GOAL OF THE EXERCISE
All of the lines below are to be transcribed faithfully, with pictures excluded from the copy.

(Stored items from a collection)
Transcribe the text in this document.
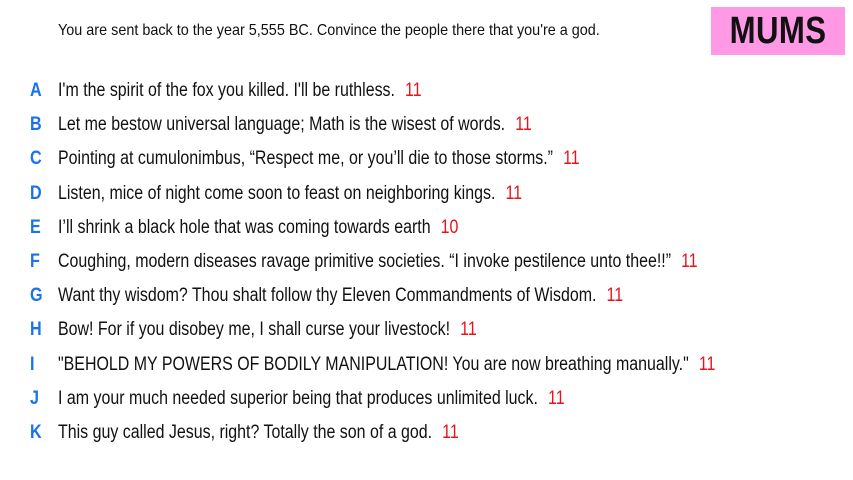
You are sent back to the year 5,555 BC. Convince the people there that you're a god.	MUMS
A I'm the spirit of the fox you killed. I'll be ruthless. 11
B Let me bestow universal language; Math is the wisest of words. 11
C Pointing at cumulonimbus, “Respect me, or you’ll die to those storms.” 11
D Listen, mice of night come soon to feast on neighboring kings. 11
E I’ll shrink a black hole that was coming towards earth 10
F Coughing, modern diseases ravage primitive societies. “I invoke pestilence unto thee!!” 11
G Want thy wisdom? Thou shalt follow thy Eleven Commandments of Wisdom. 11
H Bow! For if you disobey me, I shall curse your livestock! 11
I	"BEHOLD MY POWERS OF BODILY MANIPULATION! You are now breathing manually." 11
J	I am your much needed superior being that produces unlimited luck. 11
K This guy called Jesus, right? Totally the son of a god. 11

CORRECT RESPONSE
Transcribe the text in this document.
You are sent back to the year 5,555 BC. Convince the people there that you're a god.	MUMS
A I'm the spirit of the fox you killed. I'll be ruthless. 11
B Let me bestow universal language; Math is the wisest of words. 11
C Pointing at cumulonimbus, “Respect me, or you’ll die to those storms.” 11
D Listen, mice of night come soon to feast on neighboring kings. 11
E I’ll shrink a black hole that was coming towards earth 10
F Coughing, modern diseases ravage primitive societies. “I invoke pestilence unto thee!!” 11
G Want thy wisdom? Thou shalt follow thy Eleven Commandments of Wisdom. 11
H Bow! For if you disobey me, I shall curse your livestock! 11
I	"BEHOLD MY POWERS OF BODILY MANIPULATION! You are now breathing manually." 11
J	I am your much needed superior being that produces unlimited luck. 11
K This guy called Jesus, right? Totally the son of a god. 11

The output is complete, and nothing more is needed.